▶ _Actions to take_
1. In the blog post about Bangangté, who was the writer's English teacher during junior year of high school?
2. Retype the part of the blog post about Bangangté that opens with the words "Flowers and Bees" and closes with "doing them. :)".

▶ _Passage for review_
Tuesday, August 5, 2008

Flowers and Bees

Mrs. Godshall was my English teacher my junior year of high school. She’s still giving me descriptive writing assignments. But better yet, I’m still doing them. :)

This one’s for her. If you don’t like flowery imagery go to the next blog! But feel free to let me know what you DO want to know about in my Cameroon!

July 28, 2008

As I’m walking down the hill, the sky is alight like on a post card. Never mind the fact that I have yet to see a post card for sale in Cameroon. The hard red dirt zig-zags in rivets and bumps under my thin shoes, and my legs brace themselves so as not to just glisse on down the hill. When it rains in Bangangté, it pours, and the mud becomes too wet to even be sticky. Any time after the rains, we walk into our training house with mud ringed around our feet, looking like red snow shoes. We’re supposed to pry the mud off before going inside, so mounds and mounds of scraped off goop sit forlornly rejected at the entrance of the house. Today though, the earth is dry, so I’m not carrying too much souvenir sludge on my shoes.
*(glisse = slide)

My very first impressions of our current town, Bangangté? Christmas. Red and green. On a beautiful day like today, it’s red earth, roads, and roofs; green fields; blue sky; and even yellow is lit up from somewhere inside the tall corn-stalks and grasses. Bangangté is a seemingly endless, spread-out village. Fields and houses are interspersed, and repeat themselves in red and green pattern as far as I can see over the hilltops. As I walk down the hill on the way home from town, my concentration on the dirt and colors is distracted by boys’ yelps.

A crowd of boys is gathered in front of one of the houses. Two of them do a hopping dance around each other as though they’re about to start boxing. I can’t help but to slow down, smile, and watch the action. They catch me looking, and they giggle. The two boxers, each probably about 10 years old, start to take little hits and squeal and dodge each other. The eight or so spectators are also shrieking in delight. Walking past this same house yesterday morning, I had been taken off guard as a boy zinged out of a corn field, across the road in front of me, ran into this same front yard, catapulted himself off a two-foot ledge I previously hadn’t noticed, and cut a front flip! I’d had to clap, secretly pretty envious I was wearing a skirt and couldn’t even do a cartwheel in solidarity! So this house is definitely the neighborhood hot-bed for hyperactivity.

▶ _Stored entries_
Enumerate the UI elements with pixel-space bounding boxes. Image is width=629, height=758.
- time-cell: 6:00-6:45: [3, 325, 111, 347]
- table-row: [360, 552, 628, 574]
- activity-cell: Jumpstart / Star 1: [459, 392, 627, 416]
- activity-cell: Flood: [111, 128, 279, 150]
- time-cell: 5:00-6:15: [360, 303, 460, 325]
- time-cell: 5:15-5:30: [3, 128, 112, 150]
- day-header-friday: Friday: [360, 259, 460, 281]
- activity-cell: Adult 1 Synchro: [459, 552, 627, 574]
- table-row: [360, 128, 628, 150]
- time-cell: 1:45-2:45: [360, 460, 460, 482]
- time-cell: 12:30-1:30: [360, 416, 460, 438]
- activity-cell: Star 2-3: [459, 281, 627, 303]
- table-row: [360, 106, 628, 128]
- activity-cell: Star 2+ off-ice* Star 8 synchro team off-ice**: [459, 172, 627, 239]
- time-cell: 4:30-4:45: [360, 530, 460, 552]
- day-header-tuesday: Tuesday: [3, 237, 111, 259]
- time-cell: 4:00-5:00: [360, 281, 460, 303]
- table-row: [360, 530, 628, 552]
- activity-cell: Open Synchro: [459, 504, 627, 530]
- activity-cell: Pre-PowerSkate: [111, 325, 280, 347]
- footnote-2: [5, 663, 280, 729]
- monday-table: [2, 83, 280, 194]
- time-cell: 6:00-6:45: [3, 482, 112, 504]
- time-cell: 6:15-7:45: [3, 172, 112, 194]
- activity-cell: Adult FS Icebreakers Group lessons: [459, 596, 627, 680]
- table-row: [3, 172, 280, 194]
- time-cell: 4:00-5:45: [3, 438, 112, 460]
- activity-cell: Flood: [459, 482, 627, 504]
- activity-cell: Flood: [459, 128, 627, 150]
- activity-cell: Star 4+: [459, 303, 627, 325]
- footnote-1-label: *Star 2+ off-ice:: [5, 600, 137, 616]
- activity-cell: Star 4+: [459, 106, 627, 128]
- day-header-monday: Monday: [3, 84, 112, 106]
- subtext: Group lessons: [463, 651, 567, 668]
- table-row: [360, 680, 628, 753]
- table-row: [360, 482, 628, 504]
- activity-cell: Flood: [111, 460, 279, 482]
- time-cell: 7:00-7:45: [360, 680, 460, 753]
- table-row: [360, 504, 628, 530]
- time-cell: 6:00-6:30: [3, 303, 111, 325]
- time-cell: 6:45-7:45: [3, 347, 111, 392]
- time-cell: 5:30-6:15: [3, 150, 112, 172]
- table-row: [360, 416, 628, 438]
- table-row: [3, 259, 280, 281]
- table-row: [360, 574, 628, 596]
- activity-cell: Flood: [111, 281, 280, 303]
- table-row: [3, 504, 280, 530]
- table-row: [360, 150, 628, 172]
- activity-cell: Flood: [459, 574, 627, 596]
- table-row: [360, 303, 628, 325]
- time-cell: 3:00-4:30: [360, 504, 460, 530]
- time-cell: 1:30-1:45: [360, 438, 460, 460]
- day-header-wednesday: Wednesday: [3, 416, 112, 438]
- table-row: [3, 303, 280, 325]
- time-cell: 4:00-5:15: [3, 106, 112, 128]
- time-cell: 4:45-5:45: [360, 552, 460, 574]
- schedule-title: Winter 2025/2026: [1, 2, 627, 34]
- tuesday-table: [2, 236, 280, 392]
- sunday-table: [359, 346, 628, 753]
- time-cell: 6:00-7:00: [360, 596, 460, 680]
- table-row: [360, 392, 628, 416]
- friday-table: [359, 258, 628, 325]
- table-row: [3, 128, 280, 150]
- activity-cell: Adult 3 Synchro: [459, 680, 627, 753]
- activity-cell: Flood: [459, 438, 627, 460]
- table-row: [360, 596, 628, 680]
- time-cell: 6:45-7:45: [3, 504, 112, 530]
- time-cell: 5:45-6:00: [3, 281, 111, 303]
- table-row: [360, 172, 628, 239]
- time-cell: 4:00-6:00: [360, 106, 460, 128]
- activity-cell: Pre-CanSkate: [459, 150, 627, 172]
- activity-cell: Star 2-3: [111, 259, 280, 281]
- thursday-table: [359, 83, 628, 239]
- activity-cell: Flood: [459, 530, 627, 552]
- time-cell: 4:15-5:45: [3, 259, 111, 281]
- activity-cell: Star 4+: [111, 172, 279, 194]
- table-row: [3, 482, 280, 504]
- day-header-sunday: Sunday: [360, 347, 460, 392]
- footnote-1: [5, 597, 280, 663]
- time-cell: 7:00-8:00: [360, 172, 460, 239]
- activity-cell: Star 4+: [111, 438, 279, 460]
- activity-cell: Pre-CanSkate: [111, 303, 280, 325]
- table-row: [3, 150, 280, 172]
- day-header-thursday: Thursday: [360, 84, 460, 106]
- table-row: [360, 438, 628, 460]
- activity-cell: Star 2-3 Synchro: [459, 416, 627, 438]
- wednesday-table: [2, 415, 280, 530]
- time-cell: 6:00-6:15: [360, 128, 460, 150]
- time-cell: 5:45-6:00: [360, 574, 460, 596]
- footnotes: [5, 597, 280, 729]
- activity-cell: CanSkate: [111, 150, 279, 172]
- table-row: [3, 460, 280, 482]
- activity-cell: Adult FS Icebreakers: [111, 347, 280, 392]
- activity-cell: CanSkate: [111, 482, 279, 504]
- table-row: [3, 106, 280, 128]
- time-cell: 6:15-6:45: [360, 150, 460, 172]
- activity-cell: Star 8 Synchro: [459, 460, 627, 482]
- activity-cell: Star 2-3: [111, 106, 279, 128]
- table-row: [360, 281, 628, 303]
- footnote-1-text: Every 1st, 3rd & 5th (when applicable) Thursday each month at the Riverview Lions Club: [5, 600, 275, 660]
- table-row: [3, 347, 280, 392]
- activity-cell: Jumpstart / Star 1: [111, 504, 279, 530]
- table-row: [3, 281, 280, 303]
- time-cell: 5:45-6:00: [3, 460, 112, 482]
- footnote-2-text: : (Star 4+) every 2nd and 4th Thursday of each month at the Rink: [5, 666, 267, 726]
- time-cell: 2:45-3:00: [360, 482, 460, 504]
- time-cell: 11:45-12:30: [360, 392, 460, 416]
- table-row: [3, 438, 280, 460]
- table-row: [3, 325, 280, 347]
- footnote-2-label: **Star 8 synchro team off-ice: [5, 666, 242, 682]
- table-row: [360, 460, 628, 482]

▶ _Expected results_
1. Mrs. Godshall

2.
Flowers and Bees

Mrs. Godshall was my English teacher my junior year of high school. She’s still giving me descriptive writing assignments. But better yet, I’m still doing them. :)